• [Your objective]: Please work out how many lines in the material contain "before" and give only that figure.

• [The records]:
※ ※ ※
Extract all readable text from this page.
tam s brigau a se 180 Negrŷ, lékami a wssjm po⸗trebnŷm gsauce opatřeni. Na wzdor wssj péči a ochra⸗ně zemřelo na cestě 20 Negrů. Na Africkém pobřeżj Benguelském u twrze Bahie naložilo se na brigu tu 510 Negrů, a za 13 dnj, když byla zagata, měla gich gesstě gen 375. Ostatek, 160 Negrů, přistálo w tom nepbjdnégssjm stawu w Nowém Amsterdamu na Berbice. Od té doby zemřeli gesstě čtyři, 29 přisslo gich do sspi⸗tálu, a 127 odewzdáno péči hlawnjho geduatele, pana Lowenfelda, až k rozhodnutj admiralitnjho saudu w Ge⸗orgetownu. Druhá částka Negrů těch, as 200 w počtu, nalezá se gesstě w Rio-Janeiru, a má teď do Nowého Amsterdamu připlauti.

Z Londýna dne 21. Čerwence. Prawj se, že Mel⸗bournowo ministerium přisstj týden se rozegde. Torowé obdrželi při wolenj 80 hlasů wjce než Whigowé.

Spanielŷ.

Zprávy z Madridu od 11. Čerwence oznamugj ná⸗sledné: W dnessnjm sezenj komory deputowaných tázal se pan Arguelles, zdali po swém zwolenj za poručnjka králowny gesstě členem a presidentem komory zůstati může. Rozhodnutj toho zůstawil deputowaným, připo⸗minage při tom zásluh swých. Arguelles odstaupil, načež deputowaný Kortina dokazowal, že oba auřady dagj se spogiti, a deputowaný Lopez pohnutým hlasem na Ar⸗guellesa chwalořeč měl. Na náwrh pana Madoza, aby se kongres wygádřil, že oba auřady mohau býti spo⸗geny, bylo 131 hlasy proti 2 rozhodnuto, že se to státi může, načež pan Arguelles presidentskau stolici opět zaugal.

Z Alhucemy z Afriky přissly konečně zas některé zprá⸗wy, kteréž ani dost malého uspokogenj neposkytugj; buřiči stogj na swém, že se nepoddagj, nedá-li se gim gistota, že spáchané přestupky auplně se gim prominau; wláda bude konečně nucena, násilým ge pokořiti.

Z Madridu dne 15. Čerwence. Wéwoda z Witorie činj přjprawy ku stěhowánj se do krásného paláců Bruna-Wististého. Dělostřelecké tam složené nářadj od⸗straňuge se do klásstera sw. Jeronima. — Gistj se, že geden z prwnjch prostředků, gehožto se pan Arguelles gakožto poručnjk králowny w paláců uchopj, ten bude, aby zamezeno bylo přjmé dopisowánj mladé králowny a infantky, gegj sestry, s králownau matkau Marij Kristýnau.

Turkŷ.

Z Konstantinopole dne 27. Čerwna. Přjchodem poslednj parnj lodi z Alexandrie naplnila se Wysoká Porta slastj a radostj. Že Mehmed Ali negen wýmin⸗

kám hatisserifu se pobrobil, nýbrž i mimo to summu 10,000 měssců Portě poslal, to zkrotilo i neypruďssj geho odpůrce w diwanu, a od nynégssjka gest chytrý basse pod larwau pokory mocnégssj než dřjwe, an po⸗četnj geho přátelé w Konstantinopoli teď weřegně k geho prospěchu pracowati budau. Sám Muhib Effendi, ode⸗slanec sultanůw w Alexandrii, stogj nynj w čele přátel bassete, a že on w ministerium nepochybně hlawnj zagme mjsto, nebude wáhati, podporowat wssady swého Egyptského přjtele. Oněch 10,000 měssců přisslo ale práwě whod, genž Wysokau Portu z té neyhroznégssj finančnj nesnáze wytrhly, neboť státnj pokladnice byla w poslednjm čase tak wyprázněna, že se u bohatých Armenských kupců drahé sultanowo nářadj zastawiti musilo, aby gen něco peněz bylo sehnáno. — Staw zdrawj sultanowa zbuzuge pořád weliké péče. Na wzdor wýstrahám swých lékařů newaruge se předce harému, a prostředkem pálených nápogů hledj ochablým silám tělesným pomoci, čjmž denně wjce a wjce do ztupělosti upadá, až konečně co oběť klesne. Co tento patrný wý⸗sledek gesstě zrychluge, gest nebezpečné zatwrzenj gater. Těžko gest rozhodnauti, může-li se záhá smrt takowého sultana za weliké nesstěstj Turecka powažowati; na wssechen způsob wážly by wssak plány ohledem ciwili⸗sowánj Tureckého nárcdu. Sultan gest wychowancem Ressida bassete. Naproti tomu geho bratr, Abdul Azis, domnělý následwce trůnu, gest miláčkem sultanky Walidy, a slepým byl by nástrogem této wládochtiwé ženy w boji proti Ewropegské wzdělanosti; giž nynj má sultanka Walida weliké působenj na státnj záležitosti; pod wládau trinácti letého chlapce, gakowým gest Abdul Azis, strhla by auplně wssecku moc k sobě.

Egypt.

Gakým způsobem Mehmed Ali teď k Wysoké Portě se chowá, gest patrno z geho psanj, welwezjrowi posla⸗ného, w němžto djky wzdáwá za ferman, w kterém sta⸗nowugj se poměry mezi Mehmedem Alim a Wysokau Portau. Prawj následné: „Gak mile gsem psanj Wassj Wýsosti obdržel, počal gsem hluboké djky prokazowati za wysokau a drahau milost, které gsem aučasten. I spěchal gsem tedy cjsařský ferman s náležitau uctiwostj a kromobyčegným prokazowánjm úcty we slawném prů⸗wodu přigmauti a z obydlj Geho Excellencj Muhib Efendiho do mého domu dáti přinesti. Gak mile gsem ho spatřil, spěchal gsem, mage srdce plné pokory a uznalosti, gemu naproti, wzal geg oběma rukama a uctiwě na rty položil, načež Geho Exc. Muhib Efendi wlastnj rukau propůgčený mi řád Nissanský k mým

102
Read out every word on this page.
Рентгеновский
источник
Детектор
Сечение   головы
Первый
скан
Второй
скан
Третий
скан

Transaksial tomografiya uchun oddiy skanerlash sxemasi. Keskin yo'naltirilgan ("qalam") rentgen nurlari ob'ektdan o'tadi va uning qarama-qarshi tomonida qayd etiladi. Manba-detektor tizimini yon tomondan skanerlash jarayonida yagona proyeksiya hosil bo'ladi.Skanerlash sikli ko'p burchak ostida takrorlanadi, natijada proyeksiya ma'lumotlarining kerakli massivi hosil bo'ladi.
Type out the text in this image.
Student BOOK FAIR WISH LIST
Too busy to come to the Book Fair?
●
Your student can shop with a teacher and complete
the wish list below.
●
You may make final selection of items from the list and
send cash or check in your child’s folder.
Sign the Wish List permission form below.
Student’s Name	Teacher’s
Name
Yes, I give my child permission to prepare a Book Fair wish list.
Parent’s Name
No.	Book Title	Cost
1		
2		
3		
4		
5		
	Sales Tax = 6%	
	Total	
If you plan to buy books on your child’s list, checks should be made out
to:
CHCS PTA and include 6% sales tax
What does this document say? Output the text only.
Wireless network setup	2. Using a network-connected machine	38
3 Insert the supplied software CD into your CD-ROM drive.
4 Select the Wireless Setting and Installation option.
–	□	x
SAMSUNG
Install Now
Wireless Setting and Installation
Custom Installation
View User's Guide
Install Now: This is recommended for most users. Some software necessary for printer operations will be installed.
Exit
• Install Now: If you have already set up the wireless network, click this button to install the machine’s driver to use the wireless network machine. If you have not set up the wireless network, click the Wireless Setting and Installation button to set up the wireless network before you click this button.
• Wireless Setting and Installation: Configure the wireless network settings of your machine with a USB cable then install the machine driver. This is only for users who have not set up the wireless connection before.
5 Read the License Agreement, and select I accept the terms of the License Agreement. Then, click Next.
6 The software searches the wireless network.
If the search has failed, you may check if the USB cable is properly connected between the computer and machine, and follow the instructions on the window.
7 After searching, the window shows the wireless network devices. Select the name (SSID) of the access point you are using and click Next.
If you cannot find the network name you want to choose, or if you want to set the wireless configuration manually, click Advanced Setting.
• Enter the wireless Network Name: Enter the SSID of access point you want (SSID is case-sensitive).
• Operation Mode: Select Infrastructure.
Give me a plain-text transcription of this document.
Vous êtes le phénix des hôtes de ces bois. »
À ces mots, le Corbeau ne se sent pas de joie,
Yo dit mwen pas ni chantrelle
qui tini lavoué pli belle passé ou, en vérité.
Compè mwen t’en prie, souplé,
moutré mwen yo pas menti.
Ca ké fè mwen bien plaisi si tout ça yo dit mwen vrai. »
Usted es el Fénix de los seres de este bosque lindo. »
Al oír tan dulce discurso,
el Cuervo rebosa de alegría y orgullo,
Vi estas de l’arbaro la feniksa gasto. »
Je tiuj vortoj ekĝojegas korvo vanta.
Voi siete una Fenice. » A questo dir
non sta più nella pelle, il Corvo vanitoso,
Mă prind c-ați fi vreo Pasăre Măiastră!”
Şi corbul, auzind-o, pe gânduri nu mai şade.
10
※ ※ ※
• [Completed task]: 2